Task
Return the material exactly as supplied, apart from the pictures, which are omitted.

Entries from a visual dataset:

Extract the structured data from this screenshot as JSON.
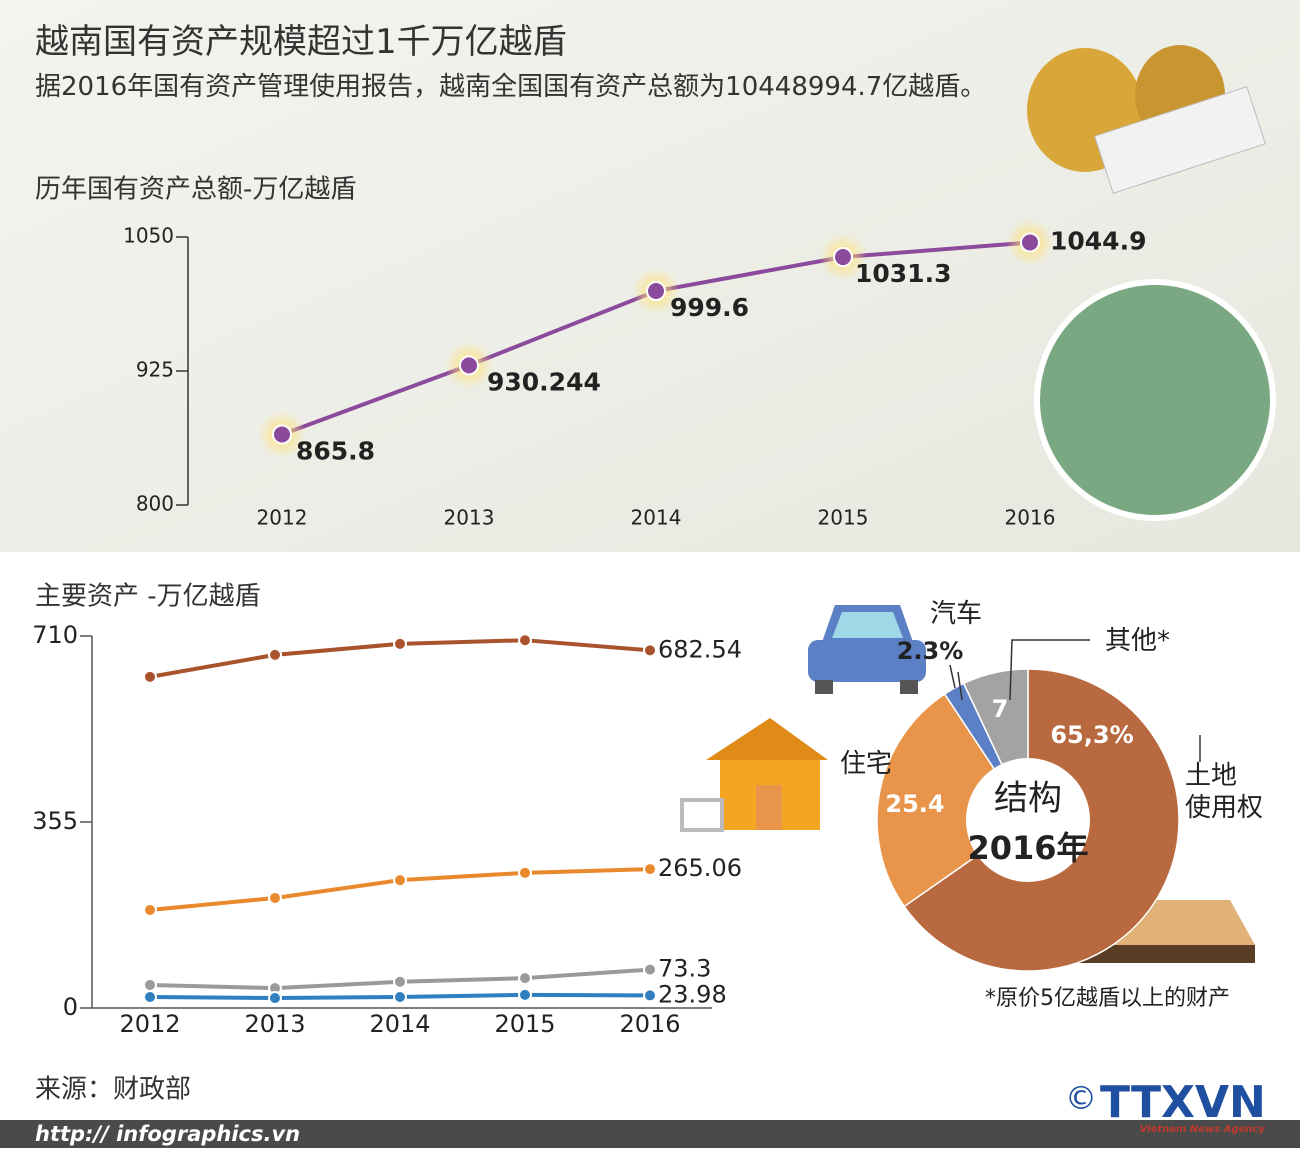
{
  "header": {
    "title": "越南国有资产规模超过1千万亿越盾",
    "subtitle": "据2016年国有资产管理使用报告，越南全国国有资产总额为10448994.7亿越盾。"
  },
  "chart_data": [
    {
      "type": "line",
      "title": "历年国有资产总额-万亿越盾",
      "categories": [
        "2012",
        "2013",
        "2014",
        "2015",
        "2016"
      ],
      "values": [
        865.8,
        930.244,
        999.6,
        1031.3,
        1044.9
      ],
      "color": "#8b4a9c",
      "ylim": [
        800,
        1050
      ],
      "yticks": [
        800,
        925,
        1050
      ]
    },
    {
      "type": "line",
      "title": "主要资产 -万亿越盾",
      "categories": [
        "2012",
        "2013",
        "2014",
        "2015",
        "2016"
      ],
      "series": [
        {
          "color": "#a9532c",
          "values": [
            632,
            674,
            695,
            702,
            682.54
          ]
        },
        {
          "color": "#e9892e",
          "values": [
            187,
            210,
            244,
            258,
            265.06
          ]
        },
        {
          "color": "#9a9a9a",
          "values": [
            44,
            38,
            50,
            57,
            73.3
          ]
        },
        {
          "color": "#2f7fc1",
          "values": [
            21,
            19,
            21,
            25,
            23.98
          ]
        }
      ],
      "ylim": [
        0,
        710
      ],
      "yticks": [
        0,
        355,
        710
      ]
    },
    {
      "type": "pie",
      "title": "结构",
      "subtitle": "2016年",
      "categories": [
        "土地\n使用权",
        "住宅",
        "汽车",
        "其他*"
      ],
      "values": [
        65.3,
        25.4,
        2.3,
        7
      ],
      "value_labels": [
        "65,3%",
        "25.4",
        "2.3%",
        "7"
      ],
      "colors": [
        "#b8693f",
        "#e8944a",
        "#5b80c6",
        "#a3a3a3"
      ],
      "note": "*原价5亿越盾以上的财产"
    }
  ],
  "footer": {
    "source": "来源：财政部",
    "url": "http:// infographics.vn",
    "copyright": "©",
    "logo": "TTXVN",
    "logo_sub": "Vietnam News Agency"
  }
}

Expected output
Extract the structured data from this screenshot as JSON.
{
  "header": {
    "title": "越南国有资产规模超过1千万亿越盾",
    "subtitle": "据2016年国有资产管理使用报告，越南全国国有资产总额为10448994.7亿越盾。"
  },
  "chart_data": [
    {
      "type": "line",
      "title": "历年国有资产总额-万亿越盾",
      "categories": [
        "2012",
        "2013",
        "2014",
        "2015",
        "2016"
      ],
      "values": [
        865.8,
        930.244,
        999.6,
        1031.3,
        1044.9
      ],
      "color": "#8b4a9c",
      "ylim": [
        800,
        1050
      ],
      "yticks": [
        800,
        925,
        1050
      ]
    },
    {
      "type": "line",
      "title": "主要资产 -万亿越盾",
      "categories": [
        "2012",
        "2013",
        "2014",
        "2015",
        "2016"
      ],
      "series": [
        {
          "color": "#a9532c",
          "values": [
            632,
            674,
            695,
            702,
            682.54
          ]
        },
        {
          "color": "#e9892e",
          "values": [
            187,
            210,
            244,
            258,
            265.06
          ]
        },
        {
          "color": "#9a9a9a",
          "values": [
            44,
            38,
            50,
            57,
            73.3
          ]
        },
        {
          "color": "#2f7fc1",
          "values": [
            21,
            19,
            21,
            25,
            23.98
          ]
        }
      ],
      "ylim": [
        0,
        710
      ],
      "yticks": [
        0,
        355,
        710
      ]
    },
    {
      "type": "pie",
      "title": "结构",
      "subtitle": "2016年",
      "categories": [
        "土地\n使用权",
        "住宅",
        "汽车",
        "其他*"
      ],
      "values": [
        65.3,
        25.4,
        2.3,
        7
      ],
      "value_labels": [
        "65,3%",
        "25.4",
        "2.3%",
        "7"
      ],
      "colors": [
        "#b8693f",
        "#e8944a",
        "#5b80c6",
        "#a3a3a3"
      ],
      "note": "*原价5亿越盾以上的财产"
    }
  ],
  "footer": {
    "source": "来源：财政部",
    "url": "http:// infographics.vn",
    "copyright": "©",
    "logo": "TTXVN",
    "logo_sub": "Vietnam News Agency"
  }
}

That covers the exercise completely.